**WRITTEN TASK:** Search the material for the string "coordinate" and copy each line where it occurs.
§
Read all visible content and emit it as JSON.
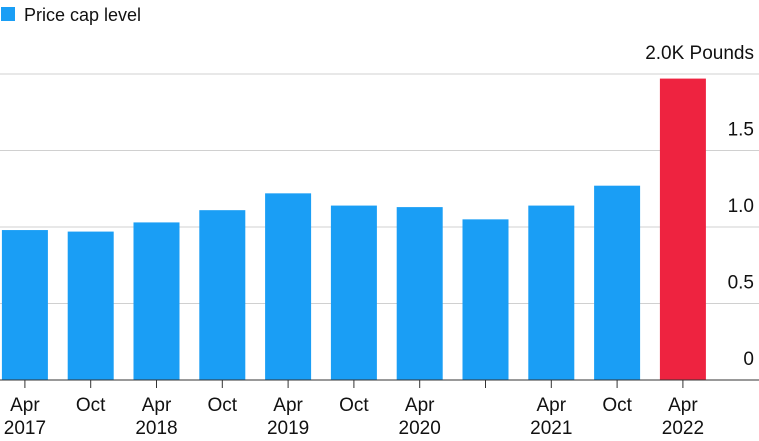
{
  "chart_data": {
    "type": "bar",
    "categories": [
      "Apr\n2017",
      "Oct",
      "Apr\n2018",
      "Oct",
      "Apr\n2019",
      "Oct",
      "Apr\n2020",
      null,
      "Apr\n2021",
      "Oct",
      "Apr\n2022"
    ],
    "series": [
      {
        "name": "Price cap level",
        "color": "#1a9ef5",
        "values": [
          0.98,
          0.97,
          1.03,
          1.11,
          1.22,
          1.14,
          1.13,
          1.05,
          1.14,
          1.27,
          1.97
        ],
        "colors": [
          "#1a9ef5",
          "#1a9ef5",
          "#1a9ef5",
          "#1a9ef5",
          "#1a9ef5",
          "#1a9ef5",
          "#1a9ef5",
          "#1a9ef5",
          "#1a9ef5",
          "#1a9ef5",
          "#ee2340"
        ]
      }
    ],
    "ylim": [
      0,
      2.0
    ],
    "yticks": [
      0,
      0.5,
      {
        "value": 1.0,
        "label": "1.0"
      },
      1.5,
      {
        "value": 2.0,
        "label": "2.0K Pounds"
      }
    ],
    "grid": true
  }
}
§
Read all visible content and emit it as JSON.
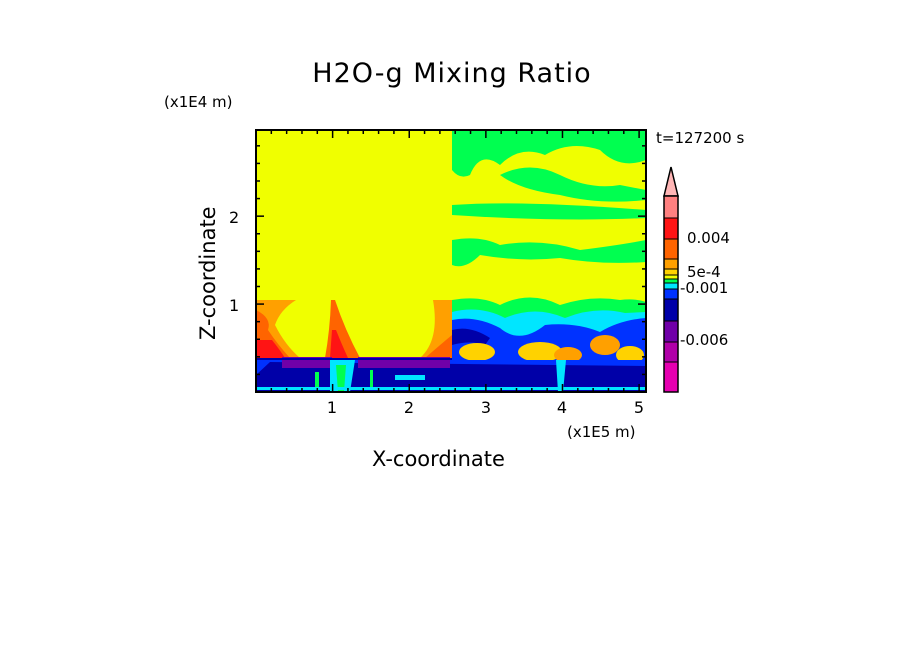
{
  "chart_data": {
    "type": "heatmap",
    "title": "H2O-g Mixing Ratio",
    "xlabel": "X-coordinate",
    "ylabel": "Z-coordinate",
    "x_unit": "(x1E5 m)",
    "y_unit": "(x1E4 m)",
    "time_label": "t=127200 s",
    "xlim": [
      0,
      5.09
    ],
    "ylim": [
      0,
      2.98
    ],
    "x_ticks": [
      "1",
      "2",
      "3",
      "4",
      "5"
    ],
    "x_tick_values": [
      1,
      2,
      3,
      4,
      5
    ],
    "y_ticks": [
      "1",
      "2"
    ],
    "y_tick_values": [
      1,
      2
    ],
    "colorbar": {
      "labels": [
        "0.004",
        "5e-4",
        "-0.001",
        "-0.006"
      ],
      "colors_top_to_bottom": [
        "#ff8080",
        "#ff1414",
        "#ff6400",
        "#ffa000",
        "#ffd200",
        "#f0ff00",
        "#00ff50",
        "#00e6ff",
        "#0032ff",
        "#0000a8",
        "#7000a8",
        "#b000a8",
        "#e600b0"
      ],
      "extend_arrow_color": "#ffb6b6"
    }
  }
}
§
**REPLY TO THE EXERCISE:**
    "xlabel": "X-coordinate",
    "ylabel": "Z-coordinate",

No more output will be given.